Exercise inputs.
--- START ---

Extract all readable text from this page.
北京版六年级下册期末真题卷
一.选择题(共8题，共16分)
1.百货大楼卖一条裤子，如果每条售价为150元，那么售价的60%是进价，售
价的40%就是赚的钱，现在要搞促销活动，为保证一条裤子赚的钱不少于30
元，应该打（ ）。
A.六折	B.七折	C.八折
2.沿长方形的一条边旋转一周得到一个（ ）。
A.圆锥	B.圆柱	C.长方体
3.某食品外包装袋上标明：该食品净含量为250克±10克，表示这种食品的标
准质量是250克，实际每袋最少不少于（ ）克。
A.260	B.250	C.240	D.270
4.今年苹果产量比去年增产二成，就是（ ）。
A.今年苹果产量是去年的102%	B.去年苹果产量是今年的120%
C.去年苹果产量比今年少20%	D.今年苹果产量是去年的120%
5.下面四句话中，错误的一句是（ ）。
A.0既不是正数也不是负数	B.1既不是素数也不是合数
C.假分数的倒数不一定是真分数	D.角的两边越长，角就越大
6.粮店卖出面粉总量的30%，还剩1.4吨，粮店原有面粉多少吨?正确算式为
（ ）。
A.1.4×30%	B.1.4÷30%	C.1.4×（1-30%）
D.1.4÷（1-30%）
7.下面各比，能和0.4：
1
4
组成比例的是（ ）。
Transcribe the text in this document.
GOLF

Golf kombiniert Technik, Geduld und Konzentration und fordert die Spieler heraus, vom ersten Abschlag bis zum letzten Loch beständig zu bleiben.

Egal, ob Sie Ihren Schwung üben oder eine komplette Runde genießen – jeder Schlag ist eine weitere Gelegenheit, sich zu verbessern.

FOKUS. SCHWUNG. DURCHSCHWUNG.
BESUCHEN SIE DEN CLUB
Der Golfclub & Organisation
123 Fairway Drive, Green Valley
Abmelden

--- END ---

Directions. Extract each entry in full and write it down exactly.

Task output.
Extract all readable text from this page.
北京版六年级下册期末真题卷
一.选择题(共8题，共16分)
1.百货大楼卖一条裤子，如果每条售价为150元，那么售价的60%是进价，售
价的40%就是赚的钱，现在要搞促销活动，为保证一条裤子赚的钱不少于30
元，应该打（ ）。
A.六折	B.七折	C.八折
2.沿长方形的一条边旋转一周得到一个（ ）。
A.圆锥	B.圆柱	C.长方体
3.某食品外包装袋上标明：该食品净含量为250克±10克，表示这种食品的标
准质量是250克，实际每袋最少不少于（ ）克。
A.260	B.250	C.240	D.270
4.今年苹果产量比去年增产二成，就是（ ）。
A.今年苹果产量是去年的102%	B.去年苹果产量是今年的120%
C.去年苹果产量比今年少20%	D.今年苹果产量是去年的120%
5.下面四句话中，错误的一句是（ ）。
A.0既不是正数也不是负数	B.1既不是素数也不是合数
C.假分数的倒数不一定是真分数	D.角的两边越长，角就越大
6.粮店卖出面粉总量的30%，还剩1.4吨，粮店原有面粉多少吨?正确算式为
（ ）。
A.1.4×30%	B.1.4÷30%	C.1.4×（1-30%）
D.1.4÷（1-30%）
7.下面各比，能和0.4：
1
4
组成比例的是（ ）。
Transcribe the text in this document.
GOLF

Golf kombiniert Technik, Geduld und Konzentration und fordert die Spieler heraus, vom ersten Abschlag bis zum letzten Loch beständig zu bleiben.

Egal, ob Sie Ihren Schwung üben oder eine komplette Runde genießen – jeder Schlag ist eine weitere Gelegenheit, sich zu verbessern.

FOKUS. SCHWUNG. DURCHSCHWUNG.
BESUCHEN SIE DEN CLUB
Der Golfclub & Organisation
123 Fairway Drive, Green Valley
Abmelden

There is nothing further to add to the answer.